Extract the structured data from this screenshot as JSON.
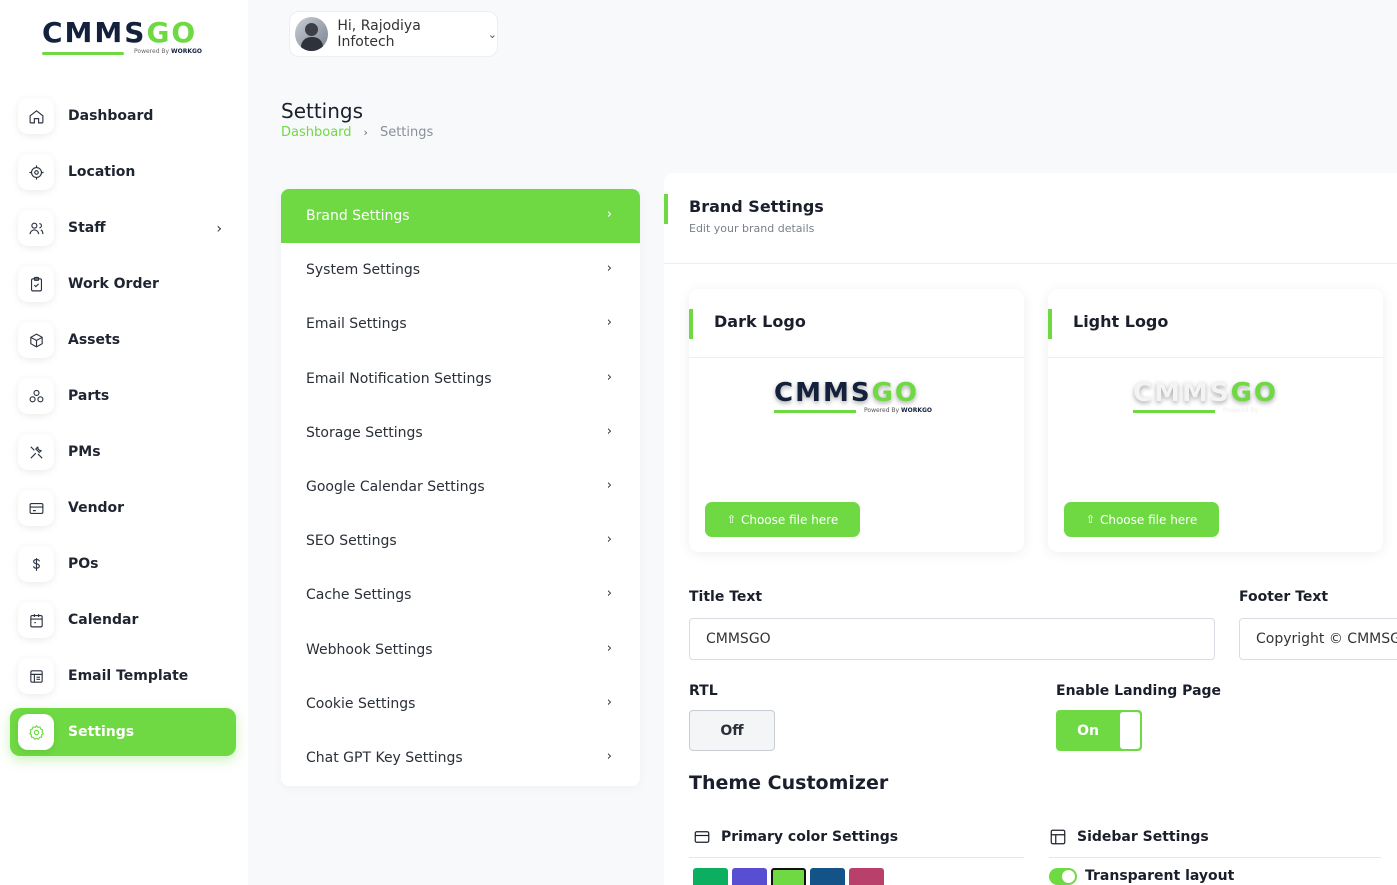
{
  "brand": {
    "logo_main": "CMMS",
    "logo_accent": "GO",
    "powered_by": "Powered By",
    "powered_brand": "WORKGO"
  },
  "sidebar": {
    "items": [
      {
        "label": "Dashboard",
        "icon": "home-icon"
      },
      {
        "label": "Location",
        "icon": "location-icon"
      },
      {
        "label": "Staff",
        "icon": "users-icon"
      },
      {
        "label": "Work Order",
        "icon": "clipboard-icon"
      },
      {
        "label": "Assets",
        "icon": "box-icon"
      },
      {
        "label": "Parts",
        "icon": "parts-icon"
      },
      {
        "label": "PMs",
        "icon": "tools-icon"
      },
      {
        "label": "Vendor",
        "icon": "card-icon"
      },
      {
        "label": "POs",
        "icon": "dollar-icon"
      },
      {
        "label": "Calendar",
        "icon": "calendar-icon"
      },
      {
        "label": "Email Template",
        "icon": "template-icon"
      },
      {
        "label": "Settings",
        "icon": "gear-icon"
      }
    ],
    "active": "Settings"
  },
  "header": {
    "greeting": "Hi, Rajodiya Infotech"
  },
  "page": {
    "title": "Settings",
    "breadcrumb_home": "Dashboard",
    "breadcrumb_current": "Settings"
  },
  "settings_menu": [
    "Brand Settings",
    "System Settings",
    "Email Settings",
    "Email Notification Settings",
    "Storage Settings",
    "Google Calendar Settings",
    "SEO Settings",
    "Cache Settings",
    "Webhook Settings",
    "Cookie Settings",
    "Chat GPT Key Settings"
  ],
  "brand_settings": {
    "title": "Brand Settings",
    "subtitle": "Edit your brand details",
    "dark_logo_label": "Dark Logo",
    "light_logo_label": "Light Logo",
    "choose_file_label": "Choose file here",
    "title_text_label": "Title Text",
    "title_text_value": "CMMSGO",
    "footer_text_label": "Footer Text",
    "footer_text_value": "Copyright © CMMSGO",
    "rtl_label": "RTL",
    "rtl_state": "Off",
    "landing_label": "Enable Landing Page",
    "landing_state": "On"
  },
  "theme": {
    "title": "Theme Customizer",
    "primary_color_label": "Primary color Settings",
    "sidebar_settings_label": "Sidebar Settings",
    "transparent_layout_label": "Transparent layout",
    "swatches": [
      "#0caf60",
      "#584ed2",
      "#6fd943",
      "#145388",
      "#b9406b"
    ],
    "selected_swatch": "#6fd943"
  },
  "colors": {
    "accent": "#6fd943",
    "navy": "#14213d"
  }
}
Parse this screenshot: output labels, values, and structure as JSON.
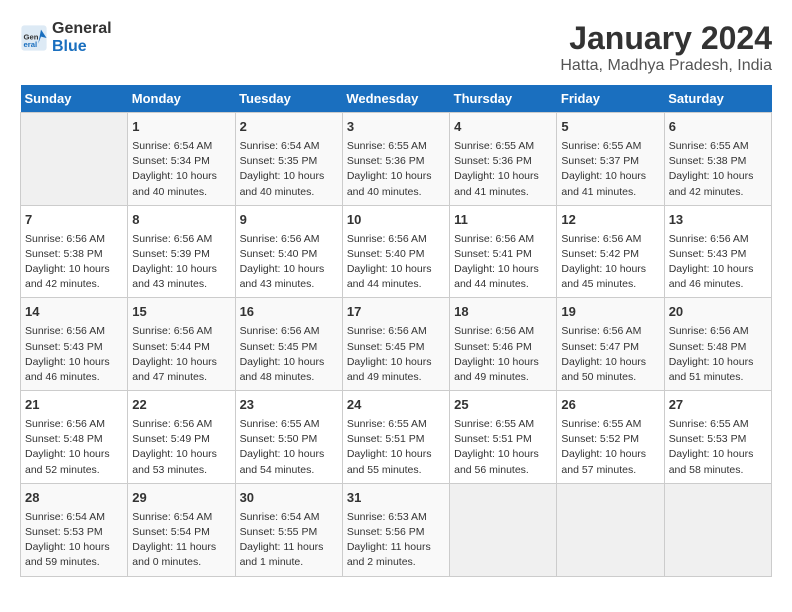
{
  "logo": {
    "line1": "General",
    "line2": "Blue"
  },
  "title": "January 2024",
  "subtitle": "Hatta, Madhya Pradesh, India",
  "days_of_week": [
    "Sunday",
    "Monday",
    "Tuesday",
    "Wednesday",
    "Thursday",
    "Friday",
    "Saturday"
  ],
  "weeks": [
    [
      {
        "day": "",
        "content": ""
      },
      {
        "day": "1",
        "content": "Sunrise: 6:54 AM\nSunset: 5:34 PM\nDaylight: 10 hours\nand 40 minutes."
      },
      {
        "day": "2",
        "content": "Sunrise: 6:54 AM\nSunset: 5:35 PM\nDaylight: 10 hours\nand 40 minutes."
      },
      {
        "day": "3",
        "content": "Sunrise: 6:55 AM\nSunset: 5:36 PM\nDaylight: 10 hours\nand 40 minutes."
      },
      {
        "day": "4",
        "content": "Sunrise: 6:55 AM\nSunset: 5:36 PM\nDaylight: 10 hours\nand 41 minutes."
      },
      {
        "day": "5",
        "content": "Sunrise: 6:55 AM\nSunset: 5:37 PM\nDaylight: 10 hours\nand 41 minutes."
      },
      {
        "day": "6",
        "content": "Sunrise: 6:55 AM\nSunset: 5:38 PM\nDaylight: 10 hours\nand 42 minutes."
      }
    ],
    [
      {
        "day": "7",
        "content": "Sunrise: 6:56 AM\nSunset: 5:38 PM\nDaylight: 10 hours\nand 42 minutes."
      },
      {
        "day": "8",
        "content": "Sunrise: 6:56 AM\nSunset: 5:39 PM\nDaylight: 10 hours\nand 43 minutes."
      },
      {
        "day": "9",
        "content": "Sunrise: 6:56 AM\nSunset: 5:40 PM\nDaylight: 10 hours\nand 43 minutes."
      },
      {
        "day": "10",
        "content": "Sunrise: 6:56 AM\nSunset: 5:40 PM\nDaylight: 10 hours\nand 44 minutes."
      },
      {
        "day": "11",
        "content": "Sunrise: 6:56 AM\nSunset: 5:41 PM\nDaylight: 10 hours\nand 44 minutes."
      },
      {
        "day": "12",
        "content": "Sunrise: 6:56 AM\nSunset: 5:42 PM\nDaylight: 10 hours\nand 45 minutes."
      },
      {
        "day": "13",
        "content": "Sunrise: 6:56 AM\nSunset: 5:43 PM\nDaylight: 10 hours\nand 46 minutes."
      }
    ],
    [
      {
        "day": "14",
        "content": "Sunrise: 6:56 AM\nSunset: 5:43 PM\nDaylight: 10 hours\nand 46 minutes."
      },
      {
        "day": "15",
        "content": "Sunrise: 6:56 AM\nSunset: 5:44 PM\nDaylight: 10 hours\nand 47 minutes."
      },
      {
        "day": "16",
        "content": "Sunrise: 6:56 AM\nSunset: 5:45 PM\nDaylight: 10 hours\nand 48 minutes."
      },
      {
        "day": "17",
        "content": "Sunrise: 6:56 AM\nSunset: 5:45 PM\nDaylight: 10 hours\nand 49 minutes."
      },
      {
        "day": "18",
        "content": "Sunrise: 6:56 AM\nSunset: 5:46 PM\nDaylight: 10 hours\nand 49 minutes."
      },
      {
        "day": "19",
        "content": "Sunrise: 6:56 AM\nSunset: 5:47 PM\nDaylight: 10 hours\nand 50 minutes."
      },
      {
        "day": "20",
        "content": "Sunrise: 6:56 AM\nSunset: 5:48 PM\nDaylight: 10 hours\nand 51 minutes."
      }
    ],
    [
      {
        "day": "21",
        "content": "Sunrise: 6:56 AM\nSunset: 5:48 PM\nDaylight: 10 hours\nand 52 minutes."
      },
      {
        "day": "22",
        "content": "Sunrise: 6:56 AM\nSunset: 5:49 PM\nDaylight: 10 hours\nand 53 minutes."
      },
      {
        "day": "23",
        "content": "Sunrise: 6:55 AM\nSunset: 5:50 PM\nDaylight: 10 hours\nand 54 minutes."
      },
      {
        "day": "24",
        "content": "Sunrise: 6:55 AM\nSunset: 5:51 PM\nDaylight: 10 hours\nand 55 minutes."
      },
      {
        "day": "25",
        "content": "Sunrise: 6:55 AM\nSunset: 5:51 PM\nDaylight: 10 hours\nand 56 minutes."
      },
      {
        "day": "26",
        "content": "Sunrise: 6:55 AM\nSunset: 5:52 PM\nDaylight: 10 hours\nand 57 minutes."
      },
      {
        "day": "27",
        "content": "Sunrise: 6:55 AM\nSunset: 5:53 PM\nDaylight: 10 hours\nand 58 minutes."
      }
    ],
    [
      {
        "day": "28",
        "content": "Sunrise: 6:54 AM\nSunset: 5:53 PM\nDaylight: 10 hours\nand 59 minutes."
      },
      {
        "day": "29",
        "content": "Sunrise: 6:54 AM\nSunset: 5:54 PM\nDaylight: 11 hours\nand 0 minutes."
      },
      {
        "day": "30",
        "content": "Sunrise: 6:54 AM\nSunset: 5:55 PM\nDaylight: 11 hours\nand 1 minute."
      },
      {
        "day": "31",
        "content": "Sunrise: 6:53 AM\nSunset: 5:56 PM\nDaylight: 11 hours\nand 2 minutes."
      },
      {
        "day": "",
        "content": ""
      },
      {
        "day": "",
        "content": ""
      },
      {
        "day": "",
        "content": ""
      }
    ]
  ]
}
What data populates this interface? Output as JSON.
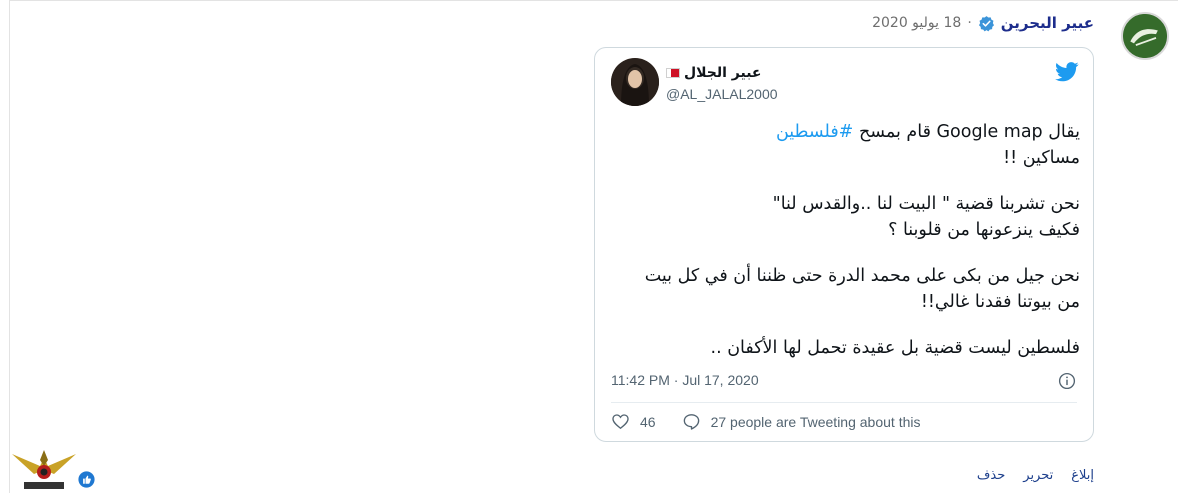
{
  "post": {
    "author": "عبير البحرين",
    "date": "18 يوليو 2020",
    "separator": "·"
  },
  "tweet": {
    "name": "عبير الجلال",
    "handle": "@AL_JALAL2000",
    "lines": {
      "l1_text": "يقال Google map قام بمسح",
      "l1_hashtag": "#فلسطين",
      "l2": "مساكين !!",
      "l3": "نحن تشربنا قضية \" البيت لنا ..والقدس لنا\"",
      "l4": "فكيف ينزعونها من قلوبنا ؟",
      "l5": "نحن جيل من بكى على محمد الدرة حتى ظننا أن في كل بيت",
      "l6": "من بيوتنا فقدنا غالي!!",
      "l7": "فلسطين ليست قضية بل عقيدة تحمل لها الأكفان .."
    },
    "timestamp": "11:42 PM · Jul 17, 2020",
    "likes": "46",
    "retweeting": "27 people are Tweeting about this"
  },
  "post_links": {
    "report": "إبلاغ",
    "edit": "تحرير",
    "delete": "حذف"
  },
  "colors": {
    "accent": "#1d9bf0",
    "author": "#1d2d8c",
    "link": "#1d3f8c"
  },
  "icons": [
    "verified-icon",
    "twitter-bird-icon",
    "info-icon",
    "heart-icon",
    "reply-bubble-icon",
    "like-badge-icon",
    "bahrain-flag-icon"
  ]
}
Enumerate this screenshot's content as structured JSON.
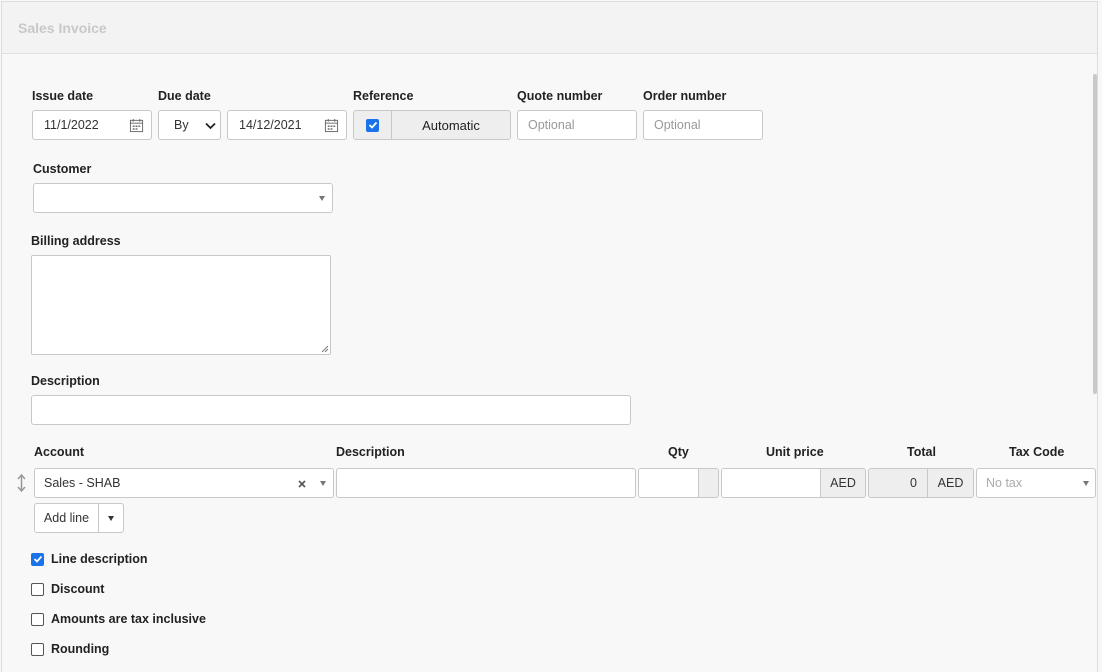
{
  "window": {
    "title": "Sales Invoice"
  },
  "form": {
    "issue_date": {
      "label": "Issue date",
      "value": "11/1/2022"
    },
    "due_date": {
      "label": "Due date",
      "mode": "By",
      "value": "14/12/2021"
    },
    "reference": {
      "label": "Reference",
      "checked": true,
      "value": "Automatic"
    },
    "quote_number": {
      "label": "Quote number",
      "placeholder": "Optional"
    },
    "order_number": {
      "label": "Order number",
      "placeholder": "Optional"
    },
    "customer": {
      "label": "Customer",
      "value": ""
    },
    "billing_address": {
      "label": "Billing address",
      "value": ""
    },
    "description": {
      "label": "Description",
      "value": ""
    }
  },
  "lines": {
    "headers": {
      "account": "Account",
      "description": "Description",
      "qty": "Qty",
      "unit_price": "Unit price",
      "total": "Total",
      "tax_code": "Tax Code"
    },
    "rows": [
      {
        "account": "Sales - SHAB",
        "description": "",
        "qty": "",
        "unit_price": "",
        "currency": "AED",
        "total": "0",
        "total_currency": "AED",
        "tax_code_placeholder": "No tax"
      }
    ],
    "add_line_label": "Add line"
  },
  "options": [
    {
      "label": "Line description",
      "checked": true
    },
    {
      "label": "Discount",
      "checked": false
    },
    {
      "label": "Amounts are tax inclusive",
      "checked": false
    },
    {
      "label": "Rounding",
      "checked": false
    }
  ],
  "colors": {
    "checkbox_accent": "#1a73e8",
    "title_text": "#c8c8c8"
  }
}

§ §

◆ **Given exercise**
Every line that holds the word "فلسطين" counts once; state the total number of such lines and nothing else.

◆ **Result for this task**
2